WHAT IS EXPECTED: Take the data that follows and retype it word for word.

RECORD LIST:

——

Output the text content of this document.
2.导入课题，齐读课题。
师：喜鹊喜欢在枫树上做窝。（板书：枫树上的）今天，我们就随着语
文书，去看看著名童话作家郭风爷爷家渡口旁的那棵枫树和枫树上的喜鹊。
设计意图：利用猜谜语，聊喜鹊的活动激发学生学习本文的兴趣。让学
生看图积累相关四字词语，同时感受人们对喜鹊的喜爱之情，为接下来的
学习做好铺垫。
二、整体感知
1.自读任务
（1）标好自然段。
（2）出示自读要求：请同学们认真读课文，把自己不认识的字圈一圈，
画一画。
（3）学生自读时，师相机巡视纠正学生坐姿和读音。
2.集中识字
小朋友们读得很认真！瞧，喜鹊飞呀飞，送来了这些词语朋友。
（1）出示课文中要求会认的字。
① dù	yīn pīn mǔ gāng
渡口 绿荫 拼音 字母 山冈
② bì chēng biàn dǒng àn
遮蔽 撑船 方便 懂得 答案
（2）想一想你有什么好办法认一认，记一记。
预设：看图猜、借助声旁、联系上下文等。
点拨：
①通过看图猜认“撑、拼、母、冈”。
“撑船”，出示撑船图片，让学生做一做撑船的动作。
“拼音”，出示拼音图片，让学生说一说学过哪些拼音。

——

EXERCISE OUTPUT:
Output the text content of this document.
2.导入课题，齐读课题。
师：喜鹊喜欢在枫树上做窝。（板书：枫树上的）今天，我们就随着语
文书，去看看著名童话作家郭风爷爷家渡口旁的那棵枫树和枫树上的喜鹊。
设计意图：利用猜谜语，聊喜鹊的活动激发学生学习本文的兴趣。让学
生看图积累相关四字词语，同时感受人们对喜鹊的喜爱之情，为接下来的
学习做好铺垫。
二、整体感知
1.自读任务
（1）标好自然段。
（2）出示自读要求：请同学们认真读课文，把自己不认识的字圈一圈，
画一画。
（3）学生自读时，师相机巡视纠正学生坐姿和读音。
2.集中识字
小朋友们读得很认真！瞧，喜鹊飞呀飞，送来了这些词语朋友。
（1）出示课文中要求会认的字。
① dù	yīn pīn mǔ gāng
渡口 绿荫 拼音 字母 山冈
② bì chēng biàn dǒng àn
遮蔽 撑船 方便 懂得 答案
（2）想一想你有什么好办法认一认，记一记。
预设：看图猜、借助声旁、联系上下文等。
点拨：
①通过看图猜认“撑、拼、母、冈”。
“撑船”，出示撑船图片，让学生做一做撑船的动作。
“拼音”，出示拼音图片，让学生说一说学过哪些拼音。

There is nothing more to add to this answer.